◆ **REQUIRED WORK**:
Rewrite the data below, replacing every instance of "wtip" with "w_tip" and leaving everything else unchanged.
------------------------------------------------------------
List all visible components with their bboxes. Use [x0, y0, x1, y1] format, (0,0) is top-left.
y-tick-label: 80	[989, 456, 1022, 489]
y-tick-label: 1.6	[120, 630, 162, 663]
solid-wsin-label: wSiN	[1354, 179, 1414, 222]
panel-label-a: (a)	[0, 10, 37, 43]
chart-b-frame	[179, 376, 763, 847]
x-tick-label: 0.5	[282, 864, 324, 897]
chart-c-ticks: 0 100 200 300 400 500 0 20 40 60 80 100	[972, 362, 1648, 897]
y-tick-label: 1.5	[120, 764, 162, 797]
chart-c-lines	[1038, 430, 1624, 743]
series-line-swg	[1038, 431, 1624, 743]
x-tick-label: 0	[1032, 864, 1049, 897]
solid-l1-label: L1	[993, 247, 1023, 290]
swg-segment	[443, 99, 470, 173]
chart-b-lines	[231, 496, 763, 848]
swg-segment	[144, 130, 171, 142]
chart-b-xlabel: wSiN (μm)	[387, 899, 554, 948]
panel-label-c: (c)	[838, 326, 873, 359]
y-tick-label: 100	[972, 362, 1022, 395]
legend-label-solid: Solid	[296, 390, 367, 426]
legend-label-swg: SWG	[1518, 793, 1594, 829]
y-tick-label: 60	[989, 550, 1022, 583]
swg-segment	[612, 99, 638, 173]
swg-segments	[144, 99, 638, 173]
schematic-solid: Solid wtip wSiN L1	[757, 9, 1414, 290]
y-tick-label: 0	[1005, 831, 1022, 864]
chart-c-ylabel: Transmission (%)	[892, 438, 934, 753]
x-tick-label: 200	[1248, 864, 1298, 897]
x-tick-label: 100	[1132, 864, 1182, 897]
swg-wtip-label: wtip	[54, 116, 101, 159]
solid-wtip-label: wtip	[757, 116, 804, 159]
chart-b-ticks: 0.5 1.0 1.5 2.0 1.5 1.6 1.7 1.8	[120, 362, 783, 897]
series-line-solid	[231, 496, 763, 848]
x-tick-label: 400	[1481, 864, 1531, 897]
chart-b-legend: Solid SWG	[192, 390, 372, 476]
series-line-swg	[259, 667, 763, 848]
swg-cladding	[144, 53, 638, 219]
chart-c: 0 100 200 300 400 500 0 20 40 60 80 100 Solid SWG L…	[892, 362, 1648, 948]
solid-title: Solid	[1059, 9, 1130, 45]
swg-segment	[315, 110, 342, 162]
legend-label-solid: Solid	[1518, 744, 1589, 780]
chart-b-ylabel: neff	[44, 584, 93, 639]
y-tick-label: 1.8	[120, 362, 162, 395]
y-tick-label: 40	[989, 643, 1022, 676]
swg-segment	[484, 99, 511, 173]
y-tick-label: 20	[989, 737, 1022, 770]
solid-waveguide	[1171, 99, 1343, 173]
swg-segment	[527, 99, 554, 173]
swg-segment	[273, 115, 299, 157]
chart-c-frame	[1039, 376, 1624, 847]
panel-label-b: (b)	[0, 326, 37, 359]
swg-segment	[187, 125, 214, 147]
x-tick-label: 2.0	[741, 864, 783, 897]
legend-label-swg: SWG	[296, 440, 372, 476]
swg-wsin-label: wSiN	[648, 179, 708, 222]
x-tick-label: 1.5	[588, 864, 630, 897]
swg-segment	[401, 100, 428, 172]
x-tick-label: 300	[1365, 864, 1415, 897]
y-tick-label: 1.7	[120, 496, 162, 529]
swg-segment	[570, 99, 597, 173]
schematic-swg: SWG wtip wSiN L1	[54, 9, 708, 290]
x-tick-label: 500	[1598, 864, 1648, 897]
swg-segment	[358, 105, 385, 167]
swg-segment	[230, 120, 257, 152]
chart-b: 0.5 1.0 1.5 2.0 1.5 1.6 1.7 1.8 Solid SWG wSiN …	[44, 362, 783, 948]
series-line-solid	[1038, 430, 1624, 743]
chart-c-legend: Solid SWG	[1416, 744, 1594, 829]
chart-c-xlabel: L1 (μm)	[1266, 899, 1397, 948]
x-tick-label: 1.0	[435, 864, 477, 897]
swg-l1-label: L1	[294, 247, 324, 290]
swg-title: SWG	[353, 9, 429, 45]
------------------------------------------------------------
◆ **RESPONSE FOR THIS EXERCISE**:
List all visible components with their bboxes. Use [x0, y0, x1, y1] format, (0,0) is top-left.
y-tick-label: 80	[989, 456, 1022, 489]
y-tick-label: 1.6	[120, 630, 162, 663]
solid-wsin-label: wSiN	[1354, 179, 1414, 222]
panel-label-a: (a)	[0, 10, 37, 43]
chart-b-frame	[179, 376, 763, 847]
x-tick-label: 0.5	[282, 864, 324, 897]
chart-c-ticks: 0 100 200 300 400 500 0 20 40 60 80 100	[972, 362, 1648, 897]
y-tick-label: 1.5	[120, 764, 162, 797]
chart-c-lines	[1038, 430, 1624, 743]
series-line-swg	[1038, 431, 1624, 743]
x-tick-label: 0	[1032, 864, 1049, 897]
solid-l1-label: L1	[993, 247, 1023, 290]
swg-segment	[443, 99, 470, 173]
chart-b-lines	[231, 496, 763, 848]
swg-segment	[144, 130, 171, 142]
chart-b-xlabel: wSiN (μm)	[387, 899, 554, 948]
panel-label-c: (c)	[838, 326, 873, 359]
y-tick-label: 100	[972, 362, 1022, 395]
legend-label-solid: Solid	[296, 390, 367, 426]
legend-label-swg: SWG	[1518, 793, 1594, 829]
y-tick-label: 60	[989, 550, 1022, 583]
swg-segment	[612, 99, 638, 173]
swg-segments	[144, 99, 638, 173]
schematic-solid: Solid w_tip wSiN L1	[757, 9, 1414, 290]
y-tick-label: 0	[1005, 831, 1022, 864]
chart-c-ylabel: Transmission (%)	[892, 438, 934, 753]
x-tick-label: 200	[1248, 864, 1298, 897]
x-tick-label: 100	[1132, 864, 1182, 897]
swg-w_tip-label: w_tip	[54, 116, 101, 159]
solid-w_tip-label: w_tip	[757, 116, 804, 159]
chart-b-ticks: 0.5 1.0 1.5 2.0 1.5 1.6 1.7 1.8	[120, 362, 783, 897]
series-line-solid	[231, 496, 763, 848]
x-tick-label: 400	[1481, 864, 1531, 897]
chart-b-legend: Solid SWG	[192, 390, 372, 476]
series-line-swg	[259, 667, 763, 848]
swg-cladding	[144, 53, 638, 219]
chart-c: 0 100 200 300 400 500 0 20 40 60 80 100 Solid SWG L…	[892, 362, 1648, 948]
solid-title: Solid	[1059, 9, 1130, 45]
swg-segment	[315, 110, 342, 162]
legend-label-solid: Solid	[1518, 744, 1589, 780]
chart-b-ylabel: neff	[44, 584, 93, 639]
y-tick-label: 1.8	[120, 362, 162, 395]
y-tick-label: 40	[989, 643, 1022, 676]
swg-segment	[484, 99, 511, 173]
y-tick-label: 20	[989, 737, 1022, 770]
solid-waveguide	[1171, 99, 1343, 173]
swg-segment	[527, 99, 554, 173]
swg-segment	[273, 115, 299, 157]
chart-c-frame	[1039, 376, 1624, 847]
panel-label-b: (b)	[0, 326, 37, 359]
swg-segment	[187, 125, 214, 147]
x-tick-label: 2.0	[741, 864, 783, 897]
legend-label-swg: SWG	[296, 440, 372, 476]
swg-wsin-label: wSiN	[648, 179, 708, 222]
x-tick-label: 1.5	[588, 864, 630, 897]
swg-segment	[401, 100, 428, 172]
x-tick-label: 300	[1365, 864, 1415, 897]
y-tick-label: 1.7	[120, 496, 162, 529]
swg-segment	[570, 99, 597, 173]
schematic-swg: SWG w_tip wSiN L1	[54, 9, 708, 290]
x-tick-label: 500	[1598, 864, 1648, 897]
swg-segment	[358, 105, 385, 167]
swg-segment	[230, 120, 257, 152]
chart-b: 0.5 1.0 1.5 2.0 1.5 1.6 1.7 1.8 Solid SWG wSiN …	[44, 362, 783, 948]
series-line-solid	[1038, 430, 1624, 743]
chart-c-legend: Solid SWG	[1416, 744, 1594, 829]
chart-c-xlabel: L1 (μm)	[1266, 899, 1397, 948]
x-tick-label: 1.0	[435, 864, 477, 897]
swg-l1-label: L1	[294, 247, 324, 290]
swg-title: SWG	[353, 9, 429, 45]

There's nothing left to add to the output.